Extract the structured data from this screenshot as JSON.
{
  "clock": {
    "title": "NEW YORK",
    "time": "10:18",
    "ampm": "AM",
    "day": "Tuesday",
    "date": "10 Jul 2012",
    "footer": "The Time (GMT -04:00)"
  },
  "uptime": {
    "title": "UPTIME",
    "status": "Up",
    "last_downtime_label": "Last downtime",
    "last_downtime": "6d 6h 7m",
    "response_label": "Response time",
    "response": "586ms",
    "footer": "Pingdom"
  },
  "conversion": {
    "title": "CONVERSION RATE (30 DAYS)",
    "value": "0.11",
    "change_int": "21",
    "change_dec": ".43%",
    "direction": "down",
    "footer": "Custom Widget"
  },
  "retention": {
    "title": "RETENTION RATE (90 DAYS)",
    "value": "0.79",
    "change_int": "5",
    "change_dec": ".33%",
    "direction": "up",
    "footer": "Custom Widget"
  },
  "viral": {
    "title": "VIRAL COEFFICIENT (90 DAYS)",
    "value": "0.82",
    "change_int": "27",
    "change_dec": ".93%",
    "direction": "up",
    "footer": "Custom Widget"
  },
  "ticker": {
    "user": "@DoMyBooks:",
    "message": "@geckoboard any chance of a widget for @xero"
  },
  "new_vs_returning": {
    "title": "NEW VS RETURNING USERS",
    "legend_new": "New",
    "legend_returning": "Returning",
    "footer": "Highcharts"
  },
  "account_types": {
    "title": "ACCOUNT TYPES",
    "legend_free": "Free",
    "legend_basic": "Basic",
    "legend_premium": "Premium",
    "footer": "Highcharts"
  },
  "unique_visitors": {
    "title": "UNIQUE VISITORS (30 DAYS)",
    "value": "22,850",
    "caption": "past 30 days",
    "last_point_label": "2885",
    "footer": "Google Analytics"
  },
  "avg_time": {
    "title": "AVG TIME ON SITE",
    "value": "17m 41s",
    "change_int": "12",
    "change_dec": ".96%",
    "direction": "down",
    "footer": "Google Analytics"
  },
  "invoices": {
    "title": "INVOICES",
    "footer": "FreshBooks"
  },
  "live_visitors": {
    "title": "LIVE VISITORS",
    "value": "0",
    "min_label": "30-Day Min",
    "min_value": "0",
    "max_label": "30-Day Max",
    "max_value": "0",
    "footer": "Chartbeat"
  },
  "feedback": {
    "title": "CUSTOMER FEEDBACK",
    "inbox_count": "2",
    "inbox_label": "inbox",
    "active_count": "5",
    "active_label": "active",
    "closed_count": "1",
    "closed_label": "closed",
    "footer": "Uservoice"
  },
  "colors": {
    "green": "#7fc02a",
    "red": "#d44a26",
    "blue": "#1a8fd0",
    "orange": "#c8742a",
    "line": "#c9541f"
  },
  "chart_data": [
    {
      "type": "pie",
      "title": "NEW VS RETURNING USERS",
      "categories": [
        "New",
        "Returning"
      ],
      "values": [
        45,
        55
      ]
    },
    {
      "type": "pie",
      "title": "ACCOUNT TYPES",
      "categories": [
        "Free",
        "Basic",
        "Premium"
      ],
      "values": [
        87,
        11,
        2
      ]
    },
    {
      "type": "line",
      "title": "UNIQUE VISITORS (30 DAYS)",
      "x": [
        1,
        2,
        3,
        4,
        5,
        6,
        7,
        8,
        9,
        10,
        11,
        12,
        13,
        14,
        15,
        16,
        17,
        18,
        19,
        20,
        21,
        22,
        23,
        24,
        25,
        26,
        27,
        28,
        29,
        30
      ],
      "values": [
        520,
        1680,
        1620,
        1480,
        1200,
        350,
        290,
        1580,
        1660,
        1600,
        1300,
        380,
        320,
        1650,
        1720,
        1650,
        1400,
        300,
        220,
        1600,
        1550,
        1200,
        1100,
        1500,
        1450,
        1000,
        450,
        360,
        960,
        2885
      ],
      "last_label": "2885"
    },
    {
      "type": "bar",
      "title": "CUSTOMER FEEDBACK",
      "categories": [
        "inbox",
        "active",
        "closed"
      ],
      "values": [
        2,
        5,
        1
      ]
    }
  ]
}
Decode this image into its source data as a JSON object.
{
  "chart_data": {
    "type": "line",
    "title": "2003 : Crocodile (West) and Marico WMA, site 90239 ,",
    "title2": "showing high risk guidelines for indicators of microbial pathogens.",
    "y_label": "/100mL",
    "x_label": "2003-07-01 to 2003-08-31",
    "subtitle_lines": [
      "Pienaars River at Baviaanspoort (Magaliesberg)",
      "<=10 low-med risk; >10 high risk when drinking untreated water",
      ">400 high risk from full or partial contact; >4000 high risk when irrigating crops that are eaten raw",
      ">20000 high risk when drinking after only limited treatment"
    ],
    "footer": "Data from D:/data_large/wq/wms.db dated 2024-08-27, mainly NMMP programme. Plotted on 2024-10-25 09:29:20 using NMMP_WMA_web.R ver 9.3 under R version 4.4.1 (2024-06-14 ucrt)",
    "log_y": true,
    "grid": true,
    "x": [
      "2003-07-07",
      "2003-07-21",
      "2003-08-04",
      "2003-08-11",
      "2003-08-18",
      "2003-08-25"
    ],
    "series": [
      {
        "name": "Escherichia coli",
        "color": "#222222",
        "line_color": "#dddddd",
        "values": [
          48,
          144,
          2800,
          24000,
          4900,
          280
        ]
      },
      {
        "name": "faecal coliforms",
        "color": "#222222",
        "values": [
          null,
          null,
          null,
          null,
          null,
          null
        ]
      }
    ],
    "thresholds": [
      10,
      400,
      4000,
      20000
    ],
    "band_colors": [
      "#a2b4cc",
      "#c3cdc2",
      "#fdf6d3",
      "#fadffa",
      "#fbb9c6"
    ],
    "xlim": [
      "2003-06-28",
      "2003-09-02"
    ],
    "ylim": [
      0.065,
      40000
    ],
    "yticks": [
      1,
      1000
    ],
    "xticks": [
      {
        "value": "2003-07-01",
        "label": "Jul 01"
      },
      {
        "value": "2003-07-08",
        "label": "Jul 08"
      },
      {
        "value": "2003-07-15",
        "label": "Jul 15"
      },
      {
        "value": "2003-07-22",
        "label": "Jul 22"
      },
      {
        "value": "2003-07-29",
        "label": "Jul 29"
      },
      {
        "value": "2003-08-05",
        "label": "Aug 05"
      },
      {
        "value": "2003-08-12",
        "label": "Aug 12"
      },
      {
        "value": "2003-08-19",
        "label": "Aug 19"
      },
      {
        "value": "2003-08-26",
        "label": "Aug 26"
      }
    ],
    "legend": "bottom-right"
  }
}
================================
TASK DIRECTIONS> Report all lines of the data above that include the string "risk".

WORKED SOLUTION>
    "title2": "showing high risk guidelines for indicators of microbial pathogens.",
      "<=10 low-med risk; >10 high risk when drinking untreated water",
      ">400 high risk from full or partial contact; >4000 high risk when irrigating crops that are eaten raw",
      ">20000 high risk when drinking after only limited treatment"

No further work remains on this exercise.